WHAT YOU WILL DO. Work out how many lines of the listing hold "tous", then state only that count.
=====
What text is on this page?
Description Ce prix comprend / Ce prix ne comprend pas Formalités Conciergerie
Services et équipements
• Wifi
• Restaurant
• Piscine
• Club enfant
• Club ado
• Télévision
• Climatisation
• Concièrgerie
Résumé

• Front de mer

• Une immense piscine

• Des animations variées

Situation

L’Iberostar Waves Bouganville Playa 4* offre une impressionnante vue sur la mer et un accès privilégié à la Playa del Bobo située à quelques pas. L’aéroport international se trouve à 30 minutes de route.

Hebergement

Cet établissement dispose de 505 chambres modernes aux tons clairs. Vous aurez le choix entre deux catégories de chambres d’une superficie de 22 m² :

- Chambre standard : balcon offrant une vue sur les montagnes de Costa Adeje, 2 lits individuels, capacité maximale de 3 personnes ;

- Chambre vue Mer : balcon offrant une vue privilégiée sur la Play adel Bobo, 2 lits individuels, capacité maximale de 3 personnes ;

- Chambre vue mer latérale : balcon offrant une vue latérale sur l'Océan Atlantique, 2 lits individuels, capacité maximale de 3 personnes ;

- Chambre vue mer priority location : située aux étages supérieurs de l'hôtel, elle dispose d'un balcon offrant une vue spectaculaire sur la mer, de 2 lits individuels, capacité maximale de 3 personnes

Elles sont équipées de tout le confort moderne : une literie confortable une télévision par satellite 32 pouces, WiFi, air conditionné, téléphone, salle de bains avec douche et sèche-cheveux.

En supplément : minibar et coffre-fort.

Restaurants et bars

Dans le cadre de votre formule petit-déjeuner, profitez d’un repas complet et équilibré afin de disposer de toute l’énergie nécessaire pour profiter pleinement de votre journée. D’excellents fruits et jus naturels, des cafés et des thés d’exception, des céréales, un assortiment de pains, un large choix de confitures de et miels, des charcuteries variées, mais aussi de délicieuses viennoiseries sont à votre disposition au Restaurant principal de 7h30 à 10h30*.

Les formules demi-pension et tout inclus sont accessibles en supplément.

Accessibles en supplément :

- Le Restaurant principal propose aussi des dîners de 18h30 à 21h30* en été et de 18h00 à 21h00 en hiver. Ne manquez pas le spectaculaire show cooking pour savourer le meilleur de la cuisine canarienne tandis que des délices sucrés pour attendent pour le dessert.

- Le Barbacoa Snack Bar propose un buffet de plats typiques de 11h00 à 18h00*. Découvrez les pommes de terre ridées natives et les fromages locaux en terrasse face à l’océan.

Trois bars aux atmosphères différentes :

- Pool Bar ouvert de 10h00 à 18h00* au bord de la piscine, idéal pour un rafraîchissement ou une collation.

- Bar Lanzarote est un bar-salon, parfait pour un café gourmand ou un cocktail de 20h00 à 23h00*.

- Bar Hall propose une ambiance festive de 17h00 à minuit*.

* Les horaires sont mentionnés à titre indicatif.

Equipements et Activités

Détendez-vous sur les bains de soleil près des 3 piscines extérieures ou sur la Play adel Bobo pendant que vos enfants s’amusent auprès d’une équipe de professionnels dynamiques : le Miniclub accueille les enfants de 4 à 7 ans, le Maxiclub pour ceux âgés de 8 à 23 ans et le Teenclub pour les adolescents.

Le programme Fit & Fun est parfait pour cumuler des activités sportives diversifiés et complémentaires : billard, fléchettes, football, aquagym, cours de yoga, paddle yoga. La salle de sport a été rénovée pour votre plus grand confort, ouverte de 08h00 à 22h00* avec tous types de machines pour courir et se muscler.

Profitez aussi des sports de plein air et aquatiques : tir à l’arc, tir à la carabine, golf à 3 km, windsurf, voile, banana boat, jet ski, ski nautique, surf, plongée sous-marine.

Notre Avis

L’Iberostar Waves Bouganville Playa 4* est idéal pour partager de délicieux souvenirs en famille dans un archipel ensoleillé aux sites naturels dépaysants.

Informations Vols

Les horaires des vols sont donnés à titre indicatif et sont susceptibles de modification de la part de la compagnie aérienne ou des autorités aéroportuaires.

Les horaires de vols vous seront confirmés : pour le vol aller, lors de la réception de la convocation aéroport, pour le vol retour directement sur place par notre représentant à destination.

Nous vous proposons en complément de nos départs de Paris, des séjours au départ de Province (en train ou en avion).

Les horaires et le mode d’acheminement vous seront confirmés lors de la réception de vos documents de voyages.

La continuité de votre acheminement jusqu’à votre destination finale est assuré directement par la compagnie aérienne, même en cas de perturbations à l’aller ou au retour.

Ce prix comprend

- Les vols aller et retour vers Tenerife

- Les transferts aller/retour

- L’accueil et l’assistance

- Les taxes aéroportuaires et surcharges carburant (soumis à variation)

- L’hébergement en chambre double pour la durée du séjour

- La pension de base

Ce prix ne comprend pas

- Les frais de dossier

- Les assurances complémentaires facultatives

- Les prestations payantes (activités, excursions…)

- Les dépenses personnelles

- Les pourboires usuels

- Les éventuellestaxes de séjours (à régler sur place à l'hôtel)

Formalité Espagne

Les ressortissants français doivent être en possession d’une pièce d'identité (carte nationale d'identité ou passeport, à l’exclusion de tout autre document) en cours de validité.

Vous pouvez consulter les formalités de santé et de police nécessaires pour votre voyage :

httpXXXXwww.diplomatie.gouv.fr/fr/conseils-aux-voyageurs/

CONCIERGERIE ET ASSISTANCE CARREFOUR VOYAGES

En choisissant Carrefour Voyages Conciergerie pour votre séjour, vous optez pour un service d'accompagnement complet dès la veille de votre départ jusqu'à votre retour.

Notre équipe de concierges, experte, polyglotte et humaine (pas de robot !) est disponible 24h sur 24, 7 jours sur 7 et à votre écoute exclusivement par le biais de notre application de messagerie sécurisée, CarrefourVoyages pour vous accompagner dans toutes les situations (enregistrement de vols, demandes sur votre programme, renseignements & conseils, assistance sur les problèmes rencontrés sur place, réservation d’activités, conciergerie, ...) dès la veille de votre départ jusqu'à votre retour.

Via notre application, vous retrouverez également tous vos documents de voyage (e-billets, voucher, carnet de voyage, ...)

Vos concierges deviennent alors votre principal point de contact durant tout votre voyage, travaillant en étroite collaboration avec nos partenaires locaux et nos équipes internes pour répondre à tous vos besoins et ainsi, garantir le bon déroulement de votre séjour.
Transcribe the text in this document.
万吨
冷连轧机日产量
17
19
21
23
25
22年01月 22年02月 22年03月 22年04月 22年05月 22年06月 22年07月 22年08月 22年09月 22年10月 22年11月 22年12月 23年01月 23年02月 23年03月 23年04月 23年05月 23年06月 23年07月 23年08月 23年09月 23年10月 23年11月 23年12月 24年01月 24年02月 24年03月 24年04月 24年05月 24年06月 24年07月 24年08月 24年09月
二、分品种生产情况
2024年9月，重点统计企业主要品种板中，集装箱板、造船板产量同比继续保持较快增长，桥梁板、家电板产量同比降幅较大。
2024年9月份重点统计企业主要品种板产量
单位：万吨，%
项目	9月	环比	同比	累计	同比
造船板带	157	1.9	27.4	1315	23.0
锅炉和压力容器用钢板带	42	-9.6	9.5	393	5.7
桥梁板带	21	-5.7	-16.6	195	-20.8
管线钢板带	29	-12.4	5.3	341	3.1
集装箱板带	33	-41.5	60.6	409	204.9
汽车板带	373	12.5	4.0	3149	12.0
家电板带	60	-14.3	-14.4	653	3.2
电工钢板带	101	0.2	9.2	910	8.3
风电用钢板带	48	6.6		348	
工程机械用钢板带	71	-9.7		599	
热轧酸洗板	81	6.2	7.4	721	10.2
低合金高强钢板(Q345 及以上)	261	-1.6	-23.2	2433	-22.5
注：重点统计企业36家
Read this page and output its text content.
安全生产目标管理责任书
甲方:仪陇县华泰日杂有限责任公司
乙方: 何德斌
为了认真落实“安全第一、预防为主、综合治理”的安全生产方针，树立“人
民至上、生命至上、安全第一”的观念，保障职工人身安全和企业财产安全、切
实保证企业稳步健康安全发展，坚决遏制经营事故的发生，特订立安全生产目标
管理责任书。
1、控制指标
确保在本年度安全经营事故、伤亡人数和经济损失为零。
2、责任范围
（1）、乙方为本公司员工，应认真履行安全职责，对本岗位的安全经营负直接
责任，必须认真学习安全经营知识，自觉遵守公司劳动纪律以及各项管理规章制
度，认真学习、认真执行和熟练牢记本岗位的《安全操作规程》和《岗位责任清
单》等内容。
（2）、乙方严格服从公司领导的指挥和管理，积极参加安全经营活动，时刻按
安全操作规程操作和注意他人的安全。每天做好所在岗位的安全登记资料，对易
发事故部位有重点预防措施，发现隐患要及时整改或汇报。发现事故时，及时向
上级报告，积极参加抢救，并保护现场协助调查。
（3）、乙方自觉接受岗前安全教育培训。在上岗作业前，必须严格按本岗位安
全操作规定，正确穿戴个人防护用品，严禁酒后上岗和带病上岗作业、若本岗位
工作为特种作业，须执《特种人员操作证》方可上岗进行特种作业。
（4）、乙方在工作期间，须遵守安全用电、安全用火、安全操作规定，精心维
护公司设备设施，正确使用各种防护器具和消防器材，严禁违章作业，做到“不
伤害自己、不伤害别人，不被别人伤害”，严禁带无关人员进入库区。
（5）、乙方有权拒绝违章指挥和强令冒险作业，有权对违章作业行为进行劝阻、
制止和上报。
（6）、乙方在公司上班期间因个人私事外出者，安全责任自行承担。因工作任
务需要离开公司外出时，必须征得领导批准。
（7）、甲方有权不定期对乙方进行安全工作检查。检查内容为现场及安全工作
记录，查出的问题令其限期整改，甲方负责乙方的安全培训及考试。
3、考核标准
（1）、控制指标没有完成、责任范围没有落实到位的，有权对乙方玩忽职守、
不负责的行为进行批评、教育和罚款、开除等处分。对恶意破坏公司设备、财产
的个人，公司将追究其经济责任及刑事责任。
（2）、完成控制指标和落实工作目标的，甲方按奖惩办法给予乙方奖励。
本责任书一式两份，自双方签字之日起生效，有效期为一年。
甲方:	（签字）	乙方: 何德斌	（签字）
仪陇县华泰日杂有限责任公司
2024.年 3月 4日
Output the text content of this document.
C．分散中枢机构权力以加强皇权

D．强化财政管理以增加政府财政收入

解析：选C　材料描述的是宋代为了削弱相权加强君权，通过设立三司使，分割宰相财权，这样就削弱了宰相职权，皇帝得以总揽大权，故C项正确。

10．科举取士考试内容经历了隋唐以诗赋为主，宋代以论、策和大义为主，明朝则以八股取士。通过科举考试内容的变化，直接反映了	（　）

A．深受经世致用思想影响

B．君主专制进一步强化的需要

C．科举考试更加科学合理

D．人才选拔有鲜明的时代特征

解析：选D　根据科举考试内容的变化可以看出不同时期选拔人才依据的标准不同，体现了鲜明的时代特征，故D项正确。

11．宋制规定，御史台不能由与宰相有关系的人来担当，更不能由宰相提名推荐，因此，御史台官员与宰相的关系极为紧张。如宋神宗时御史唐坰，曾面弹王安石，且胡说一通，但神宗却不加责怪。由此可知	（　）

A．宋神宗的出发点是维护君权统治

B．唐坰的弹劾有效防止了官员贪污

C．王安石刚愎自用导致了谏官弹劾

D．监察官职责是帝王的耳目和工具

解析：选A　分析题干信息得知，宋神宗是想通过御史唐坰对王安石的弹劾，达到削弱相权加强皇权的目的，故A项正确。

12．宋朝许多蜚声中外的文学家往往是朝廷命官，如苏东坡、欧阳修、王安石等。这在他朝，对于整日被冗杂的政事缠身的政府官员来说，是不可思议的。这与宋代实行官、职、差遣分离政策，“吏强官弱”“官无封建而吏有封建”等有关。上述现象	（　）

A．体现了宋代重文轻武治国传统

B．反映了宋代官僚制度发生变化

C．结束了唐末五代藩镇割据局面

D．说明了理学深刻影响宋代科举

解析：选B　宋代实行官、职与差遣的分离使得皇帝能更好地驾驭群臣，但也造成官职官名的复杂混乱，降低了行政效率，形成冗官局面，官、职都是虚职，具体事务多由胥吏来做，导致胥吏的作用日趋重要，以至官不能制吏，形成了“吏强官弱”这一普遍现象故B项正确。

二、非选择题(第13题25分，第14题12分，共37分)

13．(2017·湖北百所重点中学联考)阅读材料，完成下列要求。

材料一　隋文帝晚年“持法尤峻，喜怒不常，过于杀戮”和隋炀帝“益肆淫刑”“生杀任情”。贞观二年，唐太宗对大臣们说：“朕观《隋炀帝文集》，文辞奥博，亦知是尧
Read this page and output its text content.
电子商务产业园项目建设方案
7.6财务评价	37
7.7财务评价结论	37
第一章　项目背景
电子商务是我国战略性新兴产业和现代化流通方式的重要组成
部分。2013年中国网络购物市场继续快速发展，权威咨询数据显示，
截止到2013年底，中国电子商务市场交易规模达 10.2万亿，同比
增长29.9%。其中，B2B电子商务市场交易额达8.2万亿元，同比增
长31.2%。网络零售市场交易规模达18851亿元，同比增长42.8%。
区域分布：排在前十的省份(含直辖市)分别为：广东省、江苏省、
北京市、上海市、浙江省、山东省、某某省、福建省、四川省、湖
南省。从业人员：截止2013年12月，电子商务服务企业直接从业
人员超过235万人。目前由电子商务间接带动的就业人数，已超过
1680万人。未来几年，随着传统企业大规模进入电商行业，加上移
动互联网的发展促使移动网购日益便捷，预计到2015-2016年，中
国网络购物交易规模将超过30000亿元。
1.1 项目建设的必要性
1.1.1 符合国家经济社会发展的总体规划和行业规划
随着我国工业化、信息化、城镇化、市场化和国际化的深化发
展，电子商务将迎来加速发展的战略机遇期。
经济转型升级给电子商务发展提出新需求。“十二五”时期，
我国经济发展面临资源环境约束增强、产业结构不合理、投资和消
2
=====
PROBLEM SOLUTION. 3